**Required work:**
Wherever the word "icon" turns up in a line of the entries, copy that line.

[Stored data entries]
========================================
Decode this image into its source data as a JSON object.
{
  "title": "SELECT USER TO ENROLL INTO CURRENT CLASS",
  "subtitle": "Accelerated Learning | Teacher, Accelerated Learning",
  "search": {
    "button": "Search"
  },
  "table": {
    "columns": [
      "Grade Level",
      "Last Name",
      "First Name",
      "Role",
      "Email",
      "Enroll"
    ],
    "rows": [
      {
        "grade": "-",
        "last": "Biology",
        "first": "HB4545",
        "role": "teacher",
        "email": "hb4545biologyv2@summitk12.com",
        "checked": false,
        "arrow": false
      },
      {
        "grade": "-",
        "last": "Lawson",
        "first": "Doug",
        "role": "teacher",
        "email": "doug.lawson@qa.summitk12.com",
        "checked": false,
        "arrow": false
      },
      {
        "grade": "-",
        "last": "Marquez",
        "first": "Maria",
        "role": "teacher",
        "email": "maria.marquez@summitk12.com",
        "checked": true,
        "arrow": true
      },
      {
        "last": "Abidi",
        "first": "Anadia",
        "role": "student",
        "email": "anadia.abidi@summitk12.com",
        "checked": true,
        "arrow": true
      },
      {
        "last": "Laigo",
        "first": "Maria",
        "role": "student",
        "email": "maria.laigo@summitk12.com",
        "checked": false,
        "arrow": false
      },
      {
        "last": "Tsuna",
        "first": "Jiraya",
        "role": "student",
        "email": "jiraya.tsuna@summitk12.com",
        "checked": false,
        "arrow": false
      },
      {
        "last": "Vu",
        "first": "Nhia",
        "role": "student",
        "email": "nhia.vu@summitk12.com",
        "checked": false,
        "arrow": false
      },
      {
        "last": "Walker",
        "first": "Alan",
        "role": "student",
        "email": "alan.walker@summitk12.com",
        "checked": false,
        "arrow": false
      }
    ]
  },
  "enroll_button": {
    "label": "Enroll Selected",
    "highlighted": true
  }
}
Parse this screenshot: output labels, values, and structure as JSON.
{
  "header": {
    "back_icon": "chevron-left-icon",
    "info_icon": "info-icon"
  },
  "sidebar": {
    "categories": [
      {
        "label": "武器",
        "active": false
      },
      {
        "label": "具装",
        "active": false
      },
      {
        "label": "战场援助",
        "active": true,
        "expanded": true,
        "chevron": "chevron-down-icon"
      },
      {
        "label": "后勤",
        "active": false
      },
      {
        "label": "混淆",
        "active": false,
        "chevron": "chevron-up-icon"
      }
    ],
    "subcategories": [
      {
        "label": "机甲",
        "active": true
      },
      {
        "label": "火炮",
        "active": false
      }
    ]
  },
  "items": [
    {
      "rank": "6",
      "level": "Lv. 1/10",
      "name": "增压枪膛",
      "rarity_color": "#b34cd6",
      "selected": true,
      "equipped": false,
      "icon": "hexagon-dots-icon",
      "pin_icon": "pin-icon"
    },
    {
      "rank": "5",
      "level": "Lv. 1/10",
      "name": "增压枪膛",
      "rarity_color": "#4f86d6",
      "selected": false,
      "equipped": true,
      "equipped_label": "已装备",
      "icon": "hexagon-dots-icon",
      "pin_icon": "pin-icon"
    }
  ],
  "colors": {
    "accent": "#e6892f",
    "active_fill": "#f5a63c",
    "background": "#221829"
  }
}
========================================
**Exercise response:**
    "back_icon": "chevron-left-icon",
    "info_icon": "info-icon"
        "chevron": "chevron-down-icon"
        "chevron": "chevron-up-icon"
      "icon": "hexagon-dots-icon",
      "pin_icon": "pin-icon"
      "icon": "hexagon-dots-icon",
      "pin_icon": "pin-icon"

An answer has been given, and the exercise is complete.